AIM OF THE EXERCISE: Your task is to transcribe all of the data below exactly, omitting the images.

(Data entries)
┌────────

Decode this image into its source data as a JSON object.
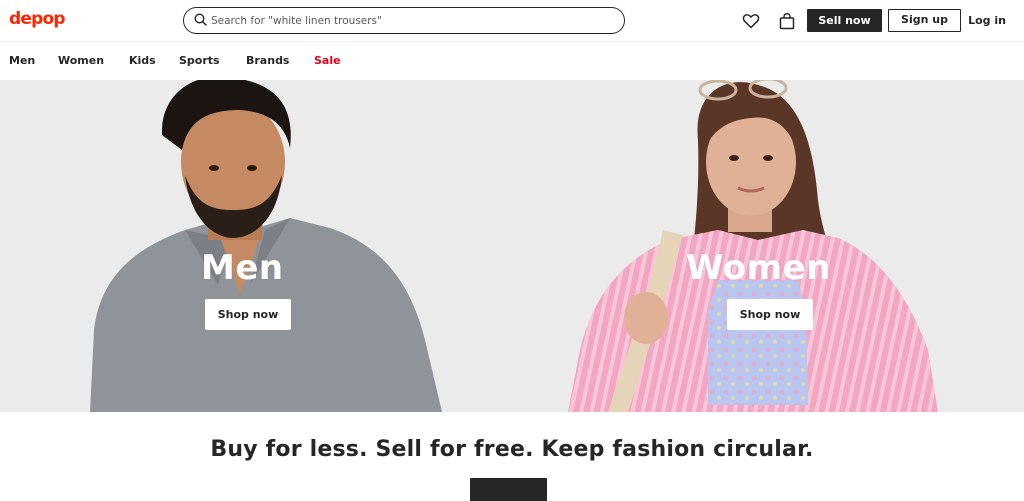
{
  "brand": {
    "logo_text": "depop",
    "logo_color": "#ff2300"
  },
  "search": {
    "placeholder": "Search for \"white linen trousers\"",
    "value": ""
  },
  "header": {
    "icons": [
      "heart-icon",
      "shopping-bag-icon"
    ],
    "sell_label": "Sell now",
    "signup_label": "Sign up",
    "login_label": "Log in"
  },
  "nav": {
    "categories": [
      {
        "label": "Men"
      },
      {
        "label": "Women"
      },
      {
        "label": "Kids"
      },
      {
        "label": "Sports"
      },
      {
        "label": "Brands"
      },
      {
        "label": "Sale",
        "color": "#e1001e"
      }
    ]
  },
  "hero": {
    "panels": [
      {
        "title": "Men",
        "button": "Shop now"
      },
      {
        "title": "Women",
        "button": "Shop now"
      }
    ]
  },
  "tagline": "Buy for less. Sell for free. Keep fashion circular.",
  "colors": {
    "dark": "#262626",
    "hero_bg": "#ebebeb",
    "sale": "#e1001e"
  }
}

└────────

EXERCISE SOLUTION:
Decode this image into its source data as a JSON object.
{
  "brand": {
    "logo_text": "depop",
    "logo_color": "#ff2300"
  },
  "search": {
    "placeholder": "Search for \"white linen trousers\"",
    "value": ""
  },
  "header": {
    "icons": [
      "heart-icon",
      "shopping-bag-icon"
    ],
    "sell_label": "Sell now",
    "signup_label": "Sign up",
    "login_label": "Log in"
  },
  "nav": {
    "categories": [
      {
        "label": "Men"
      },
      {
        "label": "Women"
      },
      {
        "label": "Kids"
      },
      {
        "label": "Sports"
      },
      {
        "label": "Brands"
      },
      {
        "label": "Sale",
        "color": "#e1001e"
      }
    ]
  },
  "hero": {
    "panels": [
      {
        "title": "Men",
        "button": "Shop now"
      },
      {
        "title": "Women",
        "button": "Shop now"
      }
    ]
  },
  "tagline": "Buy for less. Sell for free. Keep fashion circular.",
  "colors": {
    "dark": "#262626",
    "hero_bg": "#ebebeb",
    "sale": "#e1001e"
  }
}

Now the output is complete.